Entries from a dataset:
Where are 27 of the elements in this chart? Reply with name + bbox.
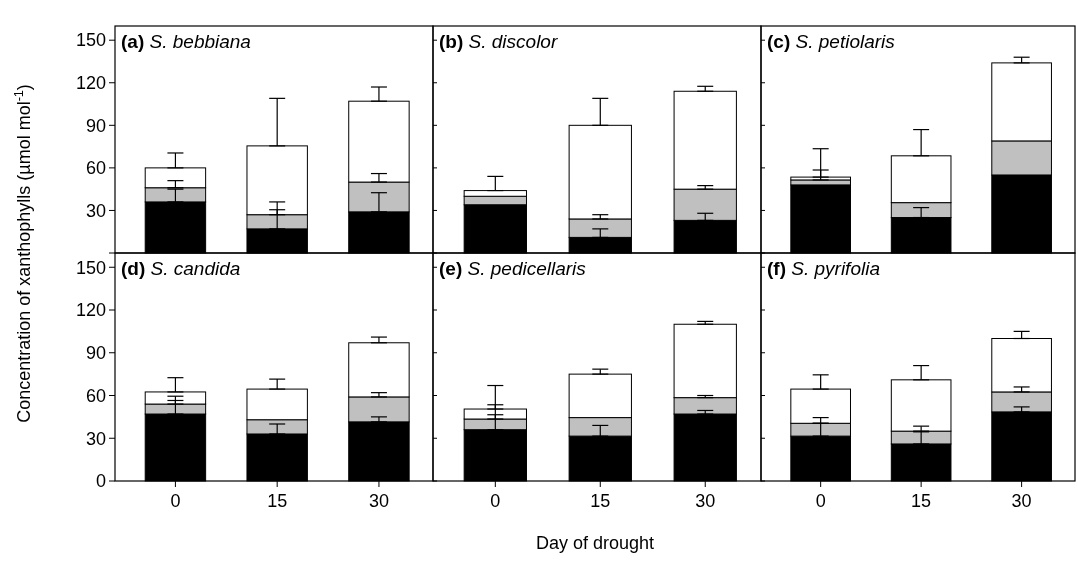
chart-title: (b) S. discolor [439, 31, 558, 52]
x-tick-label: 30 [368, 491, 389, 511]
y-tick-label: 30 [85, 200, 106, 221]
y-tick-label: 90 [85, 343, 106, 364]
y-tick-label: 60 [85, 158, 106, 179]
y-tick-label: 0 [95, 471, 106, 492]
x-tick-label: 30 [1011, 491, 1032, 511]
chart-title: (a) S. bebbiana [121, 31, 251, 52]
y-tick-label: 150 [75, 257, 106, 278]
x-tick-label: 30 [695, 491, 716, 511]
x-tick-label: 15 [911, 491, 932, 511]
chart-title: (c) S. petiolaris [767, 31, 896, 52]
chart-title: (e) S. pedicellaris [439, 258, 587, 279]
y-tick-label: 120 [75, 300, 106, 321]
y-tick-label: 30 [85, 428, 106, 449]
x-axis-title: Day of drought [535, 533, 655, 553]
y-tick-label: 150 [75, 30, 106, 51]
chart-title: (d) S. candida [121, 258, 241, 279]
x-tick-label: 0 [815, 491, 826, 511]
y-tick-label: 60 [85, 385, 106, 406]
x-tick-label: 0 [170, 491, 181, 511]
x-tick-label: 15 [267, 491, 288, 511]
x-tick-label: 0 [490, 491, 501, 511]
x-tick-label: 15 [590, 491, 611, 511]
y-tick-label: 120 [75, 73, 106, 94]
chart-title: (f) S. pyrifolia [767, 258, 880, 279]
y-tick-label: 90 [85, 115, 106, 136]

• Goal: Rewrite the listing with each "chart-title" renamed to "panel-title" and nothing else altered. Omit the pictures.

• Output of the task:
Where are 27 of the elements in this chart? Reply with name + bbox.
panel-title: (b) S. discolor [439, 31, 558, 52]
x-tick-label: 30 [368, 491, 389, 511]
y-tick-label: 30 [85, 200, 106, 221]
y-tick-label: 90 [85, 343, 106, 364]
y-tick-label: 60 [85, 158, 106, 179]
y-tick-label: 0 [95, 471, 106, 492]
x-tick-label: 30 [1011, 491, 1032, 511]
panel-title: (a) S. bebbiana [121, 31, 251, 52]
y-tick-label: 150 [75, 257, 106, 278]
x-tick-label: 30 [695, 491, 716, 511]
x-tick-label: 15 [911, 491, 932, 511]
panel-title: (c) S. petiolaris [767, 31, 896, 52]
panel-title: (e) S. pedicellaris [439, 258, 587, 279]
y-tick-label: 120 [75, 300, 106, 321]
y-tick-label: 30 [85, 428, 106, 449]
x-axis-title: Day of drought [535, 533, 655, 553]
y-tick-label: 150 [75, 30, 106, 51]
panel-title: (d) S. candida [121, 258, 241, 279]
x-tick-label: 0 [815, 491, 826, 511]
y-tick-label: 60 [85, 385, 106, 406]
x-tick-label: 0 [170, 491, 181, 511]
x-tick-label: 15 [267, 491, 288, 511]
x-tick-label: 0 [490, 491, 501, 511]
x-tick-label: 15 [590, 491, 611, 511]
y-tick-label: 120 [75, 73, 106, 94]
panel-title: (f) S. pyrifolia [767, 258, 880, 279]
y-tick-label: 90 [85, 115, 106, 136]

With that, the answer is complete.